- _Dataset rows_
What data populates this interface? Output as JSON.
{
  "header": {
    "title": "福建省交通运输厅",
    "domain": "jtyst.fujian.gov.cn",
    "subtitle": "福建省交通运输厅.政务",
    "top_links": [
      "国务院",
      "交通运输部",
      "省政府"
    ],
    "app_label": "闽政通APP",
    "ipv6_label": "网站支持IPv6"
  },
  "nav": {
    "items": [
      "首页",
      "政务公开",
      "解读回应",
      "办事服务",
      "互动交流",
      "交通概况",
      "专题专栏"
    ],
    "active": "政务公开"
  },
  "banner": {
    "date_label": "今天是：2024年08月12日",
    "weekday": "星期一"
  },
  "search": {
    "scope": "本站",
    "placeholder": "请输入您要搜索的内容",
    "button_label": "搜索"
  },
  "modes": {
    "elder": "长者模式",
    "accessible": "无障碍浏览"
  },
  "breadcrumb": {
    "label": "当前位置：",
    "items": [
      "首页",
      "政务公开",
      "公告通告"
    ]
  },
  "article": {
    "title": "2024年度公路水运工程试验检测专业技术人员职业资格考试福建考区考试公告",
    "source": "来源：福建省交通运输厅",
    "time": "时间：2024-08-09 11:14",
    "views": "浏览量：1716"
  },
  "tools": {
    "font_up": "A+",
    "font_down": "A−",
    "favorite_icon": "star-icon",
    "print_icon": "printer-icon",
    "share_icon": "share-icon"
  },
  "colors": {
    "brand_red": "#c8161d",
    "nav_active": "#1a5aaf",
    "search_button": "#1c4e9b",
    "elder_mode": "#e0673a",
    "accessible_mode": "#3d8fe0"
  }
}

- _Exercise_
The answer is a single number, the count of lines in the records that contain the string "福建省交通运输厅".

- _Task response_
3